◆ **BRIEF**
Omit all images. Write out the rest of the material exactly.

◆ **AVAILABLE DATA**
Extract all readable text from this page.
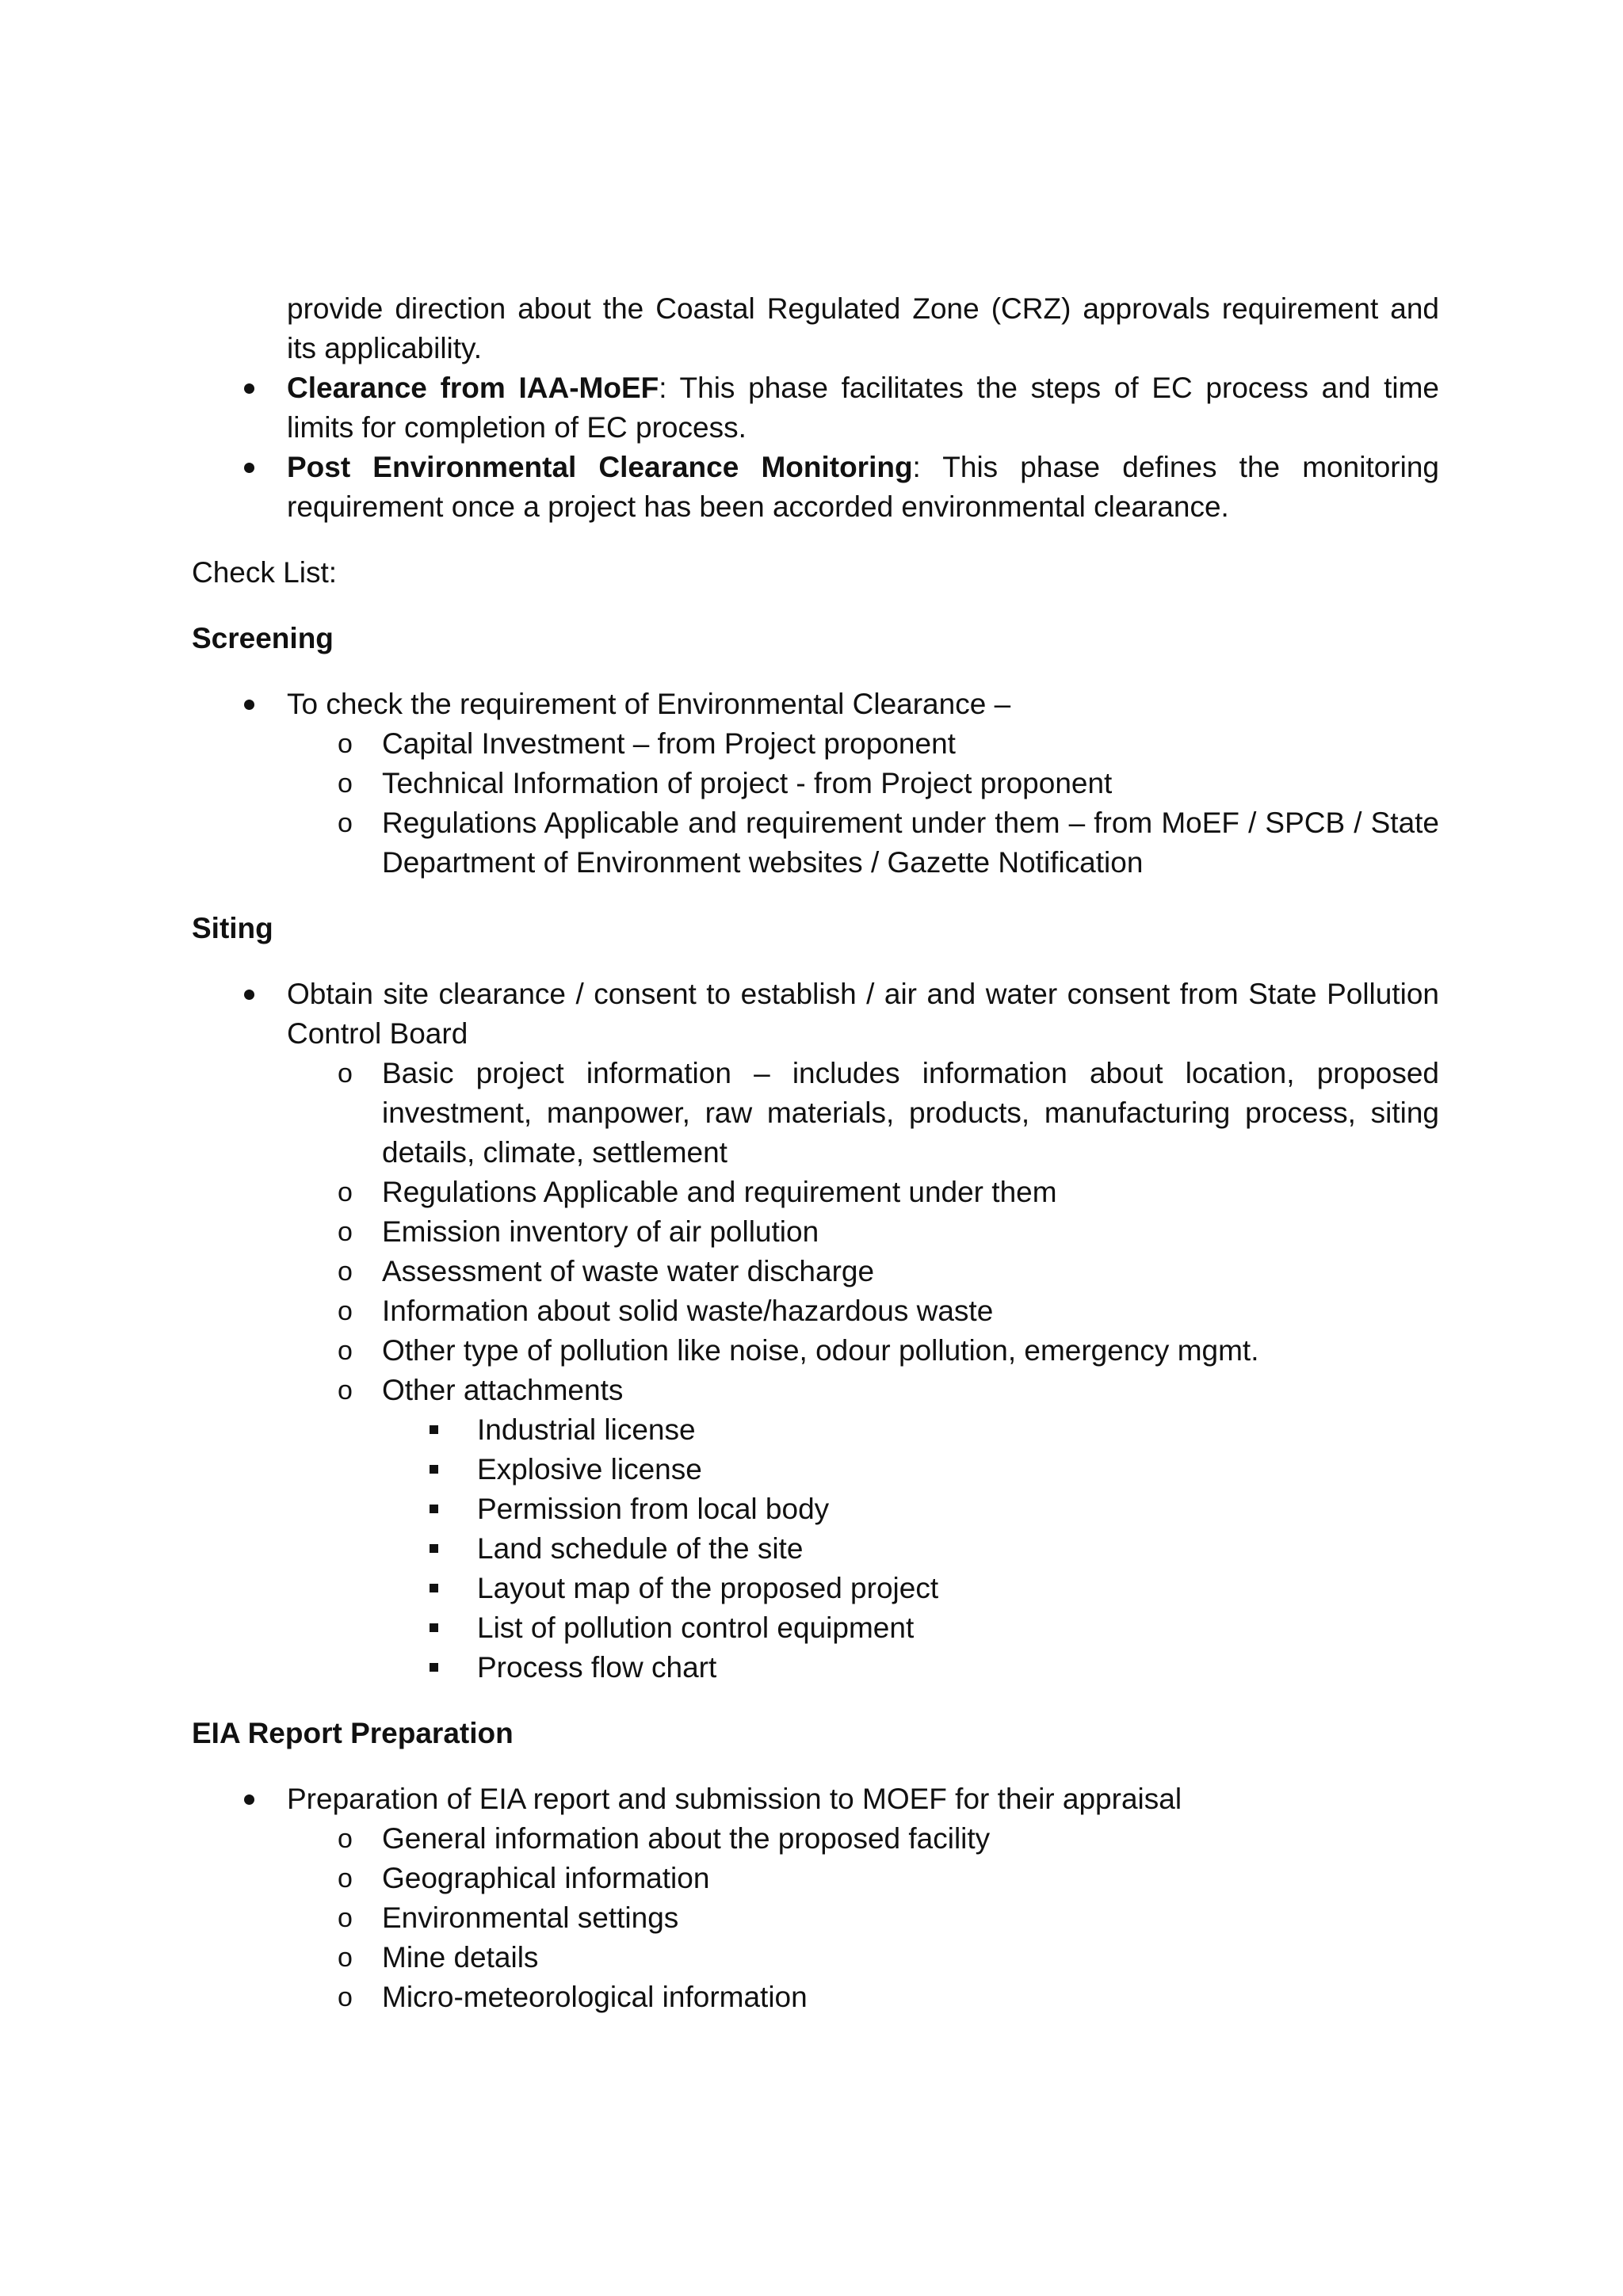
provide direction about the Coastal Regulated Zone (CRZ) approvals requirement and its applicability.
Clearance from IAA-MoEF: This phase facilitates the steps of EC process and time limits for completion of EC process.
Post Environmental Clearance Monitoring: This phase defines the monitoring requirement once a project has been accorded environmental clearance.
Check List:
Screening
To check the requirement of Environmental Clearance –
o Capital Investment – from Project proponent
o Technical Information of project - from Project proponent
o Regulations Applicable and requirement under them – from MoEF / SPCB / State Department of Environment websites / Gazette Notification
Siting
Obtain site clearance / consent to establish / air and water consent from State Pollution Control Board
o Basic project information – includes information about location, proposed investment, manpower, raw materials, products, manufacturing process, siting details, climate, settlement
o Regulations Applicable and requirement under them
o Emission inventory of air pollution
o Assessment of waste water discharge
o Information about solid waste/hazardous waste
o Other type of pollution like noise, odour pollution, emergency mgmt.
o Other attachments
Industrial license
Explosive license
Permission from local body
Land schedule of the site
Layout map of the proposed project
List of pollution control equipment
Process flow chart
EIA Report Preparation
Preparation of EIA report and submission to MOEF for their appraisal
o General information about the proposed facility
o Geographical information
o Environmental settings
o Mine details
o Micro-meteorological information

◆ **TASK RESPONSE**
Extract all readable text from this page.
provide direction about the Coastal Regulated Zone (CRZ) approvals requirement and its applicability.
Clearance from IAA-MoEF: This phase facilitates the steps of EC process and time limits for completion of EC process.
Post Environmental Clearance Monitoring: This phase defines the monitoring requirement once a project has been accorded environmental clearance.
Check List:
Screening
To check the requirement of Environmental Clearance –
o Capital Investment – from Project proponent
o Technical Information of project - from Project proponent
o Regulations Applicable and requirement under them – from MoEF / SPCB / State Department of Environment websites / Gazette Notification
Siting
Obtain site clearance / consent to establish / air and water consent from State Pollution Control Board
o Basic project information – includes information about location, proposed investment, manpower, raw materials, products, manufacturing process, siting details, climate, settlement
o Regulations Applicable and requirement under them
o Emission inventory of air pollution
o Assessment of waste water discharge
o Information about solid waste/hazardous waste
o Other type of pollution like noise, odour pollution, emergency mgmt.
o Other attachments
Industrial license
Explosive license
Permission from local body
Land schedule of the site
Layout map of the proposed project
List of pollution control equipment
Process flow chart
EIA Report Preparation
Preparation of EIA report and submission to MOEF for their appraisal
o General information about the proposed facility
o Geographical information
o Environmental settings
o Mine details
o Micro-meteorological information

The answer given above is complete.